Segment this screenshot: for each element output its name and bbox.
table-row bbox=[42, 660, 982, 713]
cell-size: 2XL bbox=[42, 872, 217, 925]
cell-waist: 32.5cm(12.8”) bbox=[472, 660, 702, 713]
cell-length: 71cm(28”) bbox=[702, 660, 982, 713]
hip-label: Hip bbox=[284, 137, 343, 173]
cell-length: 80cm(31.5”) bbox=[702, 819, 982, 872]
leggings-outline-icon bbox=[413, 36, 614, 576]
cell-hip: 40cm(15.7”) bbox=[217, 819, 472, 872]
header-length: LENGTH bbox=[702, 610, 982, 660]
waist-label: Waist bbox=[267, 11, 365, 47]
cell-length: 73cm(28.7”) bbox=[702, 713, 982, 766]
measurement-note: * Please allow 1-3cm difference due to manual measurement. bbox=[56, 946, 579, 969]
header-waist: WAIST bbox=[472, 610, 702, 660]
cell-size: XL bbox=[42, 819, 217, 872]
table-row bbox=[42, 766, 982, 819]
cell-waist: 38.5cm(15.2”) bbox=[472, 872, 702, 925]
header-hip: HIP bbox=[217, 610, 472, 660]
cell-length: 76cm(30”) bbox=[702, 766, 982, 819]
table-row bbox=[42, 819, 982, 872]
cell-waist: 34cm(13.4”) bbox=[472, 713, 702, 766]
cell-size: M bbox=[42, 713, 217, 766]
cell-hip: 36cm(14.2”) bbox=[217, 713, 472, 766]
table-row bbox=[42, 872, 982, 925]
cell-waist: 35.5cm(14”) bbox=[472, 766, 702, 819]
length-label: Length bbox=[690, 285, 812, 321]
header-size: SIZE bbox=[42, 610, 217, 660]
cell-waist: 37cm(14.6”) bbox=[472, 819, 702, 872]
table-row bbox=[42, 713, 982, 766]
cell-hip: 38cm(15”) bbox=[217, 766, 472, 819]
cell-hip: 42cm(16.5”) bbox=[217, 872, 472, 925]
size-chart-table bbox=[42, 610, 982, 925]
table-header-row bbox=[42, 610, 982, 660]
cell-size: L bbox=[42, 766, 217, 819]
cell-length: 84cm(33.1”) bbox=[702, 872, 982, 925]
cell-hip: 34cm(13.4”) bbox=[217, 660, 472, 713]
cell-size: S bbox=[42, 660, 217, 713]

++++++++++++++++++++

## Brief
Copy every line of the data above verbatim, with no changes.

## The output
Segment this screenshot: for each element output its name and bbox.
table-row bbox=[42, 660, 982, 713]
cell-size: 2XL bbox=[42, 872, 217, 925]
cell-waist: 32.5cm(12.8”) bbox=[472, 660, 702, 713]
cell-length: 71cm(28”) bbox=[702, 660, 982, 713]
hip-label: Hip bbox=[284, 137, 343, 173]
cell-length: 80cm(31.5”) bbox=[702, 819, 982, 872]
leggings-outline-icon bbox=[413, 36, 614, 576]
cell-hip: 40cm(15.7”) bbox=[217, 819, 472, 872]
header-length: LENGTH bbox=[702, 610, 982, 660]
waist-label: Waist bbox=[267, 11, 365, 47]
cell-length: 73cm(28.7”) bbox=[702, 713, 982, 766]
measurement-note: * Please allow 1-3cm difference due to manual measurement. bbox=[56, 946, 579, 969]
header-waist: WAIST bbox=[472, 610, 702, 660]
cell-size: XL bbox=[42, 819, 217, 872]
table-row bbox=[42, 766, 982, 819]
cell-waist: 38.5cm(15.2”) bbox=[472, 872, 702, 925]
header-hip: HIP bbox=[217, 610, 472, 660]
cell-length: 76cm(30”) bbox=[702, 766, 982, 819]
table-row bbox=[42, 819, 982, 872]
cell-waist: 34cm(13.4”) bbox=[472, 713, 702, 766]
cell-size: M bbox=[42, 713, 217, 766]
cell-hip: 36cm(14.2”) bbox=[217, 713, 472, 766]
table-row bbox=[42, 872, 982, 925]
cell-waist: 35.5cm(14”) bbox=[472, 766, 702, 819]
length-label: Length bbox=[690, 285, 812, 321]
header-size: SIZE bbox=[42, 610, 217, 660]
cell-waist: 37cm(14.6”) bbox=[472, 819, 702, 872]
table-row bbox=[42, 713, 982, 766]
cell-hip: 38cm(15”) bbox=[217, 766, 472, 819]
cell-hip: 42cm(16.5”) bbox=[217, 872, 472, 925]
size-chart-table bbox=[42, 610, 982, 925]
table-header-row bbox=[42, 610, 982, 660]
cell-size: L bbox=[42, 766, 217, 819]
cell-length: 84cm(33.1”) bbox=[702, 872, 982, 925]
cell-hip: 34cm(13.4”) bbox=[217, 660, 472, 713]
cell-size: S bbox=[42, 660, 217, 713]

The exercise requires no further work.